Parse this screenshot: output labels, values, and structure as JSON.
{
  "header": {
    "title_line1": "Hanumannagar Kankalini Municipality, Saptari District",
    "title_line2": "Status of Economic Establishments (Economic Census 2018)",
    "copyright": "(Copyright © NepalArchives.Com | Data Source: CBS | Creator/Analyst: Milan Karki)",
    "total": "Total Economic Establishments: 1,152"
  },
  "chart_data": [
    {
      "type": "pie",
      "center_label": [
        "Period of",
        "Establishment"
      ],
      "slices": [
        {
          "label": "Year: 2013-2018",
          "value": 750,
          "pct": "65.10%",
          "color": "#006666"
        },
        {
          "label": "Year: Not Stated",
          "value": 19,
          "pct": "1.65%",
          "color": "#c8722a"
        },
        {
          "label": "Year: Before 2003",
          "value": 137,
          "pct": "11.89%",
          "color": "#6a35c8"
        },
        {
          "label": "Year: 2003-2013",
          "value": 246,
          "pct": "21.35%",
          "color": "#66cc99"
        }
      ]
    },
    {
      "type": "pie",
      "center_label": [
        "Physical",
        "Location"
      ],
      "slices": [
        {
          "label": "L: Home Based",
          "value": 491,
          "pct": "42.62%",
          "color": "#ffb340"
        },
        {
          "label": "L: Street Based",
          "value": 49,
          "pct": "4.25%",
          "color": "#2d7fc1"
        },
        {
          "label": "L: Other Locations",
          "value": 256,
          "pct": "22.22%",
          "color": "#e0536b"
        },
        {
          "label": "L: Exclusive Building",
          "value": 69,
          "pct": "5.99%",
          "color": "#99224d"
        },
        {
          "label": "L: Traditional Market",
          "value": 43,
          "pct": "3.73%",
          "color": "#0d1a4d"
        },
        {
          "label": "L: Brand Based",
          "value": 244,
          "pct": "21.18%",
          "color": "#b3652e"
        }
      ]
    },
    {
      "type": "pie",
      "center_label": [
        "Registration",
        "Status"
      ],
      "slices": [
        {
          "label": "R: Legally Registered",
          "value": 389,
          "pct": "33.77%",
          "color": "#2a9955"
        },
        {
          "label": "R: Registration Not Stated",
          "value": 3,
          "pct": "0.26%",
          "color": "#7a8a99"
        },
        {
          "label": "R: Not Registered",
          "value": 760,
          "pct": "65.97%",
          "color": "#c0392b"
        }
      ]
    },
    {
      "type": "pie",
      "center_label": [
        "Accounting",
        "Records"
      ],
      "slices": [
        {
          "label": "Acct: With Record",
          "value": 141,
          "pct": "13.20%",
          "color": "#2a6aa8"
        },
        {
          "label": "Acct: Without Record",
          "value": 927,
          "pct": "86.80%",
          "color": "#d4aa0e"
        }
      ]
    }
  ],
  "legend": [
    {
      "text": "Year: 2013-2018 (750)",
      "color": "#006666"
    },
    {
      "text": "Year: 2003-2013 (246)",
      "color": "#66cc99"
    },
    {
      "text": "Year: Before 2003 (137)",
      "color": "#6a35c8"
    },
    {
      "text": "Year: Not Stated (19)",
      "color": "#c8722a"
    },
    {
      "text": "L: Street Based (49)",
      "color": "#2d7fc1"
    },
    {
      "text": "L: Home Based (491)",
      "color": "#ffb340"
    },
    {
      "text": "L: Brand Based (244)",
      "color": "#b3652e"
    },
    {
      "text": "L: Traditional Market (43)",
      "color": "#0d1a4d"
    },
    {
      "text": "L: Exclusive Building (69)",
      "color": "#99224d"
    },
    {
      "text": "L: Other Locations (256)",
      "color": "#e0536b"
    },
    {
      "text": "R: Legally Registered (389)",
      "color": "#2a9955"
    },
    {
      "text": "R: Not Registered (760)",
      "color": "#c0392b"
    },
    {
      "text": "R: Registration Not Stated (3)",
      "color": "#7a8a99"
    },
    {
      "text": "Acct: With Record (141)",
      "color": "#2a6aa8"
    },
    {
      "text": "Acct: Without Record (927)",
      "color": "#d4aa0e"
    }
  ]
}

*STATED EXERCISE*: Scan the records for the string "Registration". Copy each line in which it appears.

*SOLUTION TO THIS PROBLEM*:
        "Registration",
          "label": "R: Registration Not Stated",
      "text": "R: Registration Not Stated (3)",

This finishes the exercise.